Short problem - Copy every line of the entries that includes the word "were".

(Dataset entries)
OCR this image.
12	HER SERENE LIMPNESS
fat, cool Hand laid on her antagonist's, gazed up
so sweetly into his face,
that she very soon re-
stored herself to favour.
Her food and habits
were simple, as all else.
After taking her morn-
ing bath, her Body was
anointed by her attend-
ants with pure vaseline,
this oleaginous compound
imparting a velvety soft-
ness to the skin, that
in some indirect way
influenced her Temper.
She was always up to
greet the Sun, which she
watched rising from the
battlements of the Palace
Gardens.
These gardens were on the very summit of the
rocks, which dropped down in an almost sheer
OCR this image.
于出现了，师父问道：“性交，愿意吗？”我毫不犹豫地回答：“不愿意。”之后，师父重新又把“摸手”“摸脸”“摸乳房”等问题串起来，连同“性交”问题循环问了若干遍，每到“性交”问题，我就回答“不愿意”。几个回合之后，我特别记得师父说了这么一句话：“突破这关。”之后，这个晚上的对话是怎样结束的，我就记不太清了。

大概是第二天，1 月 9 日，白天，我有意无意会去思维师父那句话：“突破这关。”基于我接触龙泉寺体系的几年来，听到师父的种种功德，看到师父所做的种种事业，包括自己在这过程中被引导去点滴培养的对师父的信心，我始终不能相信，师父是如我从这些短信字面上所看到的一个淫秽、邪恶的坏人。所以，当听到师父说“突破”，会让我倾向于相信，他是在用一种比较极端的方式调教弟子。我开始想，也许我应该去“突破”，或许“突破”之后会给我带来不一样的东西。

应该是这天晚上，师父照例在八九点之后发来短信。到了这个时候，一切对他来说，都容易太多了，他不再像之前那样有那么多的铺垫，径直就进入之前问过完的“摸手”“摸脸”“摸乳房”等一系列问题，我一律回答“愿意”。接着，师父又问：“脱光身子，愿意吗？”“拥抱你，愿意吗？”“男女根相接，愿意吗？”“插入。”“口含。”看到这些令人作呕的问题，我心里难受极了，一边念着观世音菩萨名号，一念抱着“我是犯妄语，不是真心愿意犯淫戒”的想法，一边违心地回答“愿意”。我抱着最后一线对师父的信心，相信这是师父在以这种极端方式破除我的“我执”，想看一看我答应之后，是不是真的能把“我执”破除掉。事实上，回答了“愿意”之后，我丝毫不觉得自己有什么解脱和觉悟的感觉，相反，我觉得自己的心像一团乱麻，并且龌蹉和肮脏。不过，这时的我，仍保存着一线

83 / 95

Exercise output -
were simple, as all else.
These gardens were on the very summit of the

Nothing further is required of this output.